(Dataset rows about figures)
•••

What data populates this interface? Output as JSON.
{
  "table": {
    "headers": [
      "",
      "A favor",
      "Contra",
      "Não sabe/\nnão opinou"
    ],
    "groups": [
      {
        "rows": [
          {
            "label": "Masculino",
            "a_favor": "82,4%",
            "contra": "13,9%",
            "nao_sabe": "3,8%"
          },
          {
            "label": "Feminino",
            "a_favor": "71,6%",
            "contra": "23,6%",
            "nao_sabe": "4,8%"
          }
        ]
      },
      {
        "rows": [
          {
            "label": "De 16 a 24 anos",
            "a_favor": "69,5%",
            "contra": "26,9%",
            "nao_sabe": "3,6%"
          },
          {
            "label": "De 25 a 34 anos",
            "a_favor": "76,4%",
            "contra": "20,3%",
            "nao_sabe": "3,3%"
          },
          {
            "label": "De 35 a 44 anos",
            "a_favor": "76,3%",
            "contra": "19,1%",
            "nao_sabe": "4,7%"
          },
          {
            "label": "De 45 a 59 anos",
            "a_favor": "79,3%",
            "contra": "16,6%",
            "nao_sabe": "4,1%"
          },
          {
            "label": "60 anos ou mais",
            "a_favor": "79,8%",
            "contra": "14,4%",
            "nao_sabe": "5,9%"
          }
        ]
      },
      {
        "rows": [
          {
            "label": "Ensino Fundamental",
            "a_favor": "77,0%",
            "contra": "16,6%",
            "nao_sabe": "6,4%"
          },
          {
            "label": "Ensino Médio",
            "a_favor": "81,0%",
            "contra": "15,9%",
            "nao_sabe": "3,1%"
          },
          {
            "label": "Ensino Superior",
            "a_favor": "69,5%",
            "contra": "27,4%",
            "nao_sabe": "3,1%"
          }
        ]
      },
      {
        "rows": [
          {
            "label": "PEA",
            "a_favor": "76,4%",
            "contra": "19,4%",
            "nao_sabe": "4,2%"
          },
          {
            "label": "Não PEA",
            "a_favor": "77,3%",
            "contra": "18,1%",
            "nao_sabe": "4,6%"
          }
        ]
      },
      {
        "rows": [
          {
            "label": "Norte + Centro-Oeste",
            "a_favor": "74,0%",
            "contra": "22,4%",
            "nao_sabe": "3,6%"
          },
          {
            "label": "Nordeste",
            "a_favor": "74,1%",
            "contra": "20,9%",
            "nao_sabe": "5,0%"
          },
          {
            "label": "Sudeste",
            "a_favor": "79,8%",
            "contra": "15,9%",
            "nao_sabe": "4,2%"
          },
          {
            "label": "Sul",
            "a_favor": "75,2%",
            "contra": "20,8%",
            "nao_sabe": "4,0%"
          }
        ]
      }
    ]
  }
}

•••

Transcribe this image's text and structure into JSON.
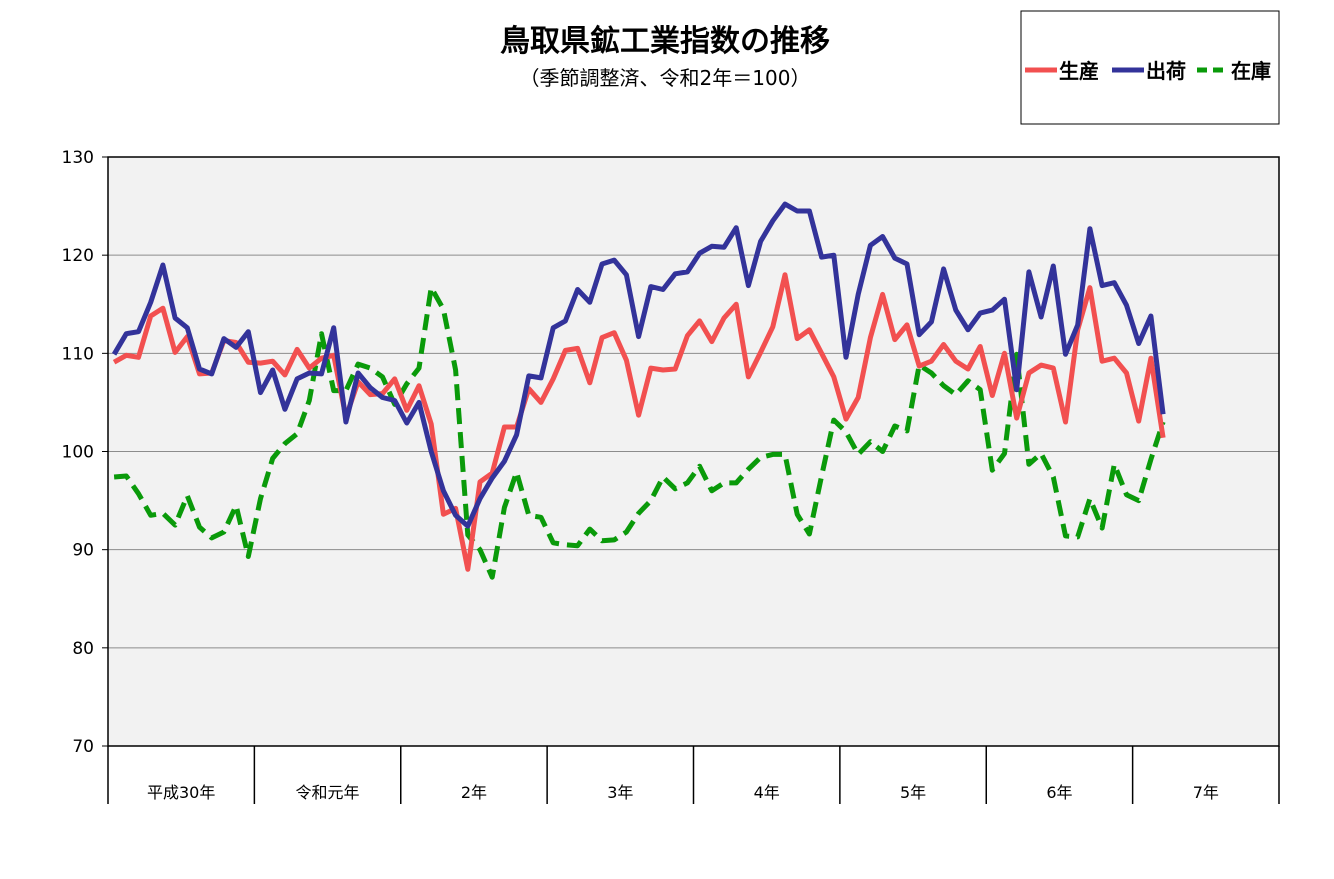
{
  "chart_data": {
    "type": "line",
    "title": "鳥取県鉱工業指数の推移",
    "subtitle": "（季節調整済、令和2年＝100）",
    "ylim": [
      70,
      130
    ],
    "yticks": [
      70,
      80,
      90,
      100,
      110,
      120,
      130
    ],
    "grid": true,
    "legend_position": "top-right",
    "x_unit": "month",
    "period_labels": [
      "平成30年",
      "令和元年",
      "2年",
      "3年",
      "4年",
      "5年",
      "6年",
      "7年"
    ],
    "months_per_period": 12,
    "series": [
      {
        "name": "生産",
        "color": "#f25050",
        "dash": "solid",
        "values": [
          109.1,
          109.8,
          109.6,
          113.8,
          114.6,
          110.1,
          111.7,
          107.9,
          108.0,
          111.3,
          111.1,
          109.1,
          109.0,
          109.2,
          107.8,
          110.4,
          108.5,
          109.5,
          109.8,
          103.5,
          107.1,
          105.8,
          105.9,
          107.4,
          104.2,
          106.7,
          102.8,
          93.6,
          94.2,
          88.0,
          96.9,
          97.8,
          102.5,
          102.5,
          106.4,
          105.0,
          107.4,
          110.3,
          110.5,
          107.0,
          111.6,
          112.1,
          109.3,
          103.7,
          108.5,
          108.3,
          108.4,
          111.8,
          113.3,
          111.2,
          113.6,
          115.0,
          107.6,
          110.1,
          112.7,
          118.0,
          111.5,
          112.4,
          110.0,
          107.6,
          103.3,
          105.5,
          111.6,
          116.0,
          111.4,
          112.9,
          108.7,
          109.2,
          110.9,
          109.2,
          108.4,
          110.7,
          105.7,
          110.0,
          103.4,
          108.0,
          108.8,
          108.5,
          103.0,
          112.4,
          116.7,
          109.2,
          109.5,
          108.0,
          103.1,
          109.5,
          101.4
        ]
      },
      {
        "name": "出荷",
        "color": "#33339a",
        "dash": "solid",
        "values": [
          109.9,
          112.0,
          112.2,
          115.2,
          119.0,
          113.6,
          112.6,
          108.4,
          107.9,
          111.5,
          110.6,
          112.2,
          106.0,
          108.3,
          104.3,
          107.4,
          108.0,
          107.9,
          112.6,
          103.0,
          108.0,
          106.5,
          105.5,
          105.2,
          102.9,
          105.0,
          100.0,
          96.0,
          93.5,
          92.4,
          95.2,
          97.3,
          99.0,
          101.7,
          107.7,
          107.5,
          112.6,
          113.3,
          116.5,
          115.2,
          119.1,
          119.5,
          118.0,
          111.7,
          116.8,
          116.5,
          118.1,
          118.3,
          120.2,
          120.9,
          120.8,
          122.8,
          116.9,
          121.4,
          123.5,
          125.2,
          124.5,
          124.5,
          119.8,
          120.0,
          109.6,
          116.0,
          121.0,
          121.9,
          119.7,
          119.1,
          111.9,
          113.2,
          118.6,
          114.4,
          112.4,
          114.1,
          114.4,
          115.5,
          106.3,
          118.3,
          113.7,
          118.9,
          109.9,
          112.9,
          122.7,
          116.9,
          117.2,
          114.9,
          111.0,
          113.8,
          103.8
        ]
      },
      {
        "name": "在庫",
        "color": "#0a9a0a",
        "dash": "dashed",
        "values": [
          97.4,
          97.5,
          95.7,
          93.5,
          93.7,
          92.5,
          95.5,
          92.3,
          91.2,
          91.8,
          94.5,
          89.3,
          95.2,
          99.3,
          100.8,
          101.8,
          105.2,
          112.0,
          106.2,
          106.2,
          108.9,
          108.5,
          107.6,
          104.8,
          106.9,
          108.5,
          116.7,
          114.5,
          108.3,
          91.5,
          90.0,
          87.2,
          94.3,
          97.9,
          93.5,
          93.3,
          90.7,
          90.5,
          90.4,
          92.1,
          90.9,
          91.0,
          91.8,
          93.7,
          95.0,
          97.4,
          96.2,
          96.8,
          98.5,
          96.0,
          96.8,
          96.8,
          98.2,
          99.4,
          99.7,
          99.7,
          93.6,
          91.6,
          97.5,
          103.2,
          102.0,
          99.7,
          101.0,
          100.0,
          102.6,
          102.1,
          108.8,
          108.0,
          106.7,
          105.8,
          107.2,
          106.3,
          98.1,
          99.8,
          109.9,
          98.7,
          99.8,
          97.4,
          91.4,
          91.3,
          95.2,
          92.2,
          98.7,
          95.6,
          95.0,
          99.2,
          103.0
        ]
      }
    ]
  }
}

•••

### Exercise details
Pull out all lines from the listing that contain the string "JSON".

### Answer to the task
What data populates this interface? Output as JSON.
Transcribe this image's text and structure into JSON.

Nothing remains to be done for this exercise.